** begin **
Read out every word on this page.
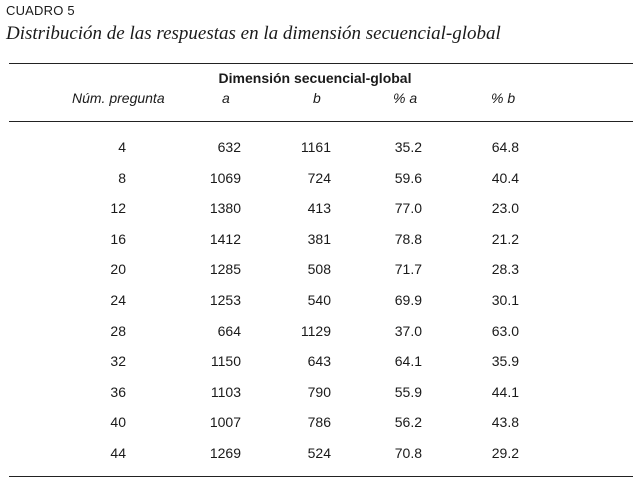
CUADRO 5
Distribución de las respuestas en la dimensión secuencial-global
Dimensión secuencial-global
Núm. pregunta	a	b	% a	% b
4	632	1161	35.2	64.8
8	1069	724	59.6	40.4
12	1380	413	77.0	23.0
16	1412	381	78.8	21.2
20	1285	508	71.7	28.3
24	1253	540	69.9	30.1
28	664	1129	37.0	63.0
32	1150	643	64.1	35.9
36	1103	790	55.9	44.1
40	1007	786	56.2	43.8
44	1269	524	70.8	29.2
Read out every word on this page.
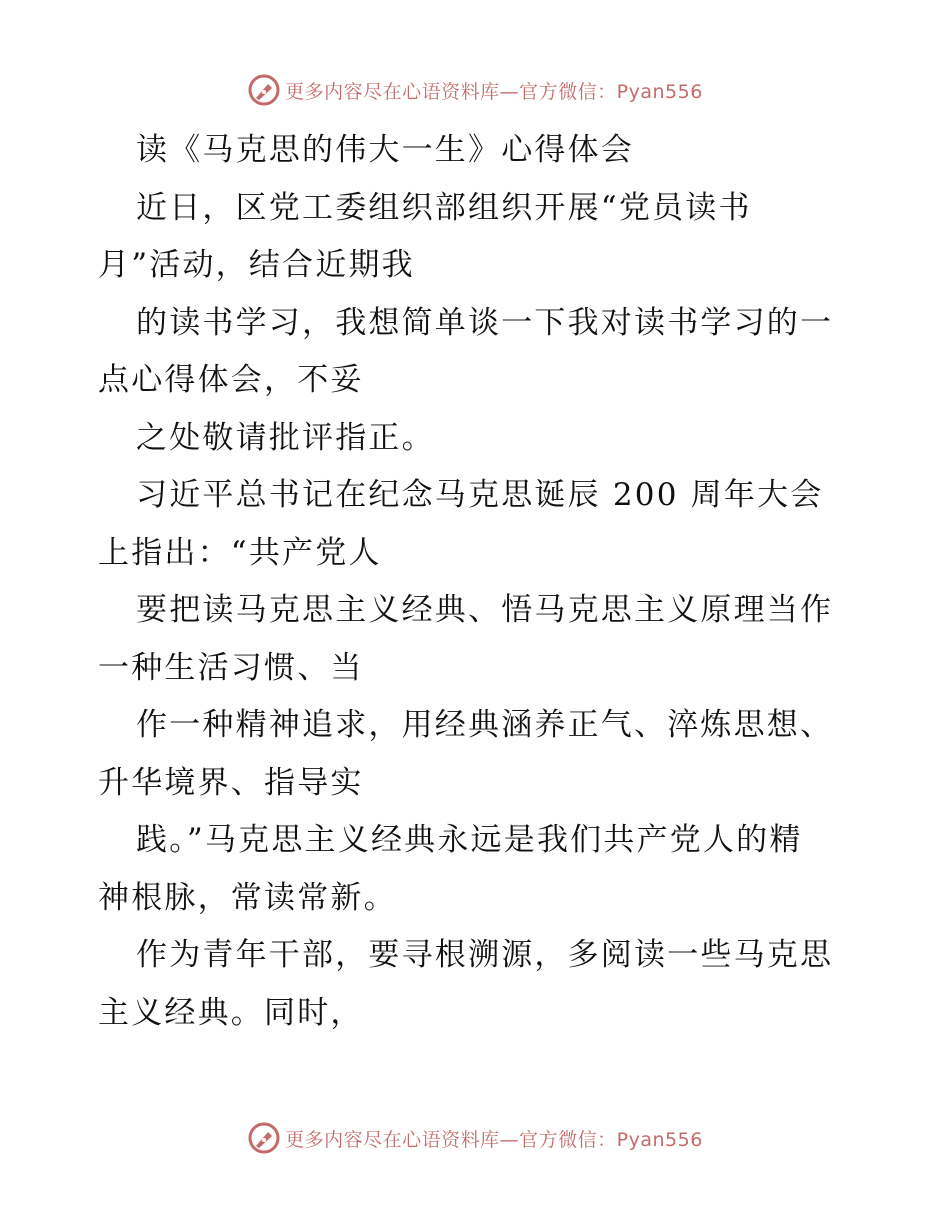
更多内容尽在心语资料库—官方微信：Pyan556
读《马克思的伟大一生》心得体会
近日，区党工委组织部组织开展“党员读书
月”活动，结合近期我
的读书学习，我想简单谈一下我对读书学习的一
点心得体会，不妥
之处敬请批评指正。
习近平总书记在纪念马克思诞辰 200 周年大会
上指出：“共产党人
要把读马克思主义经典、悟马克思主义原理当作
一种生活习惯、当
作一种精神追求，用经典涵养正气、淬炼思想、
升华境界、指导实
践。”马克思主义经典永远是我们共产党人的精
神根脉，常读常新。
作为青年干部，要寻根溯源，多阅读一些马克思
主义经典。同时，
更多内容尽在心语资料库—官方微信：Pyan556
** end **
■ JOB:
Every entry should be returned exactly as written, minus the pictures.

■ CORRECT OUTPUT:
Read out every word on this page.
CUADRO 5
Distribución de las respuestas en la dimensión secuencial-global
Dimensión secuencial-global
Núm. pregunta	a	b	% a	% b
4	632	1161	35.2	64.8
8	1069	724	59.6	40.4
12	1380	413	77.0	23.0
16	1412	381	78.8	21.2
20	1285	508	71.7	28.3
24	1253	540	69.9	30.1
28	664	1129	37.0	63.0
32	1150	643	64.1	35.9
36	1103	790	55.9	44.1
40	1007	786	56.2	43.8
44	1269	524	70.8	29.2
Read out every word on this page.
更多内容尽在心语资料库—官方微信：Pyan556
读《马克思的伟大一生》心得体会
近日，区党工委组织部组织开展“党员读书
月”活动，结合近期我
的读书学习，我想简单谈一下我对读书学习的一
点心得体会，不妥
之处敬请批评指正。
习近平总书记在纪念马克思诞辰 200 周年大会
上指出：“共产党人
要把读马克思主义经典、悟马克思主义原理当作
一种生活习惯、当
作一种精神追求，用经典涵养正气、淬炼思想、
升华境界、指导实
践。”马克思主义经典永远是我们共产党人的精
神根脉，常读常新。
作为青年干部，要寻根溯源，多阅读一些马克思
主义经典。同时，
更多内容尽在心语资料库—官方微信：Pyan556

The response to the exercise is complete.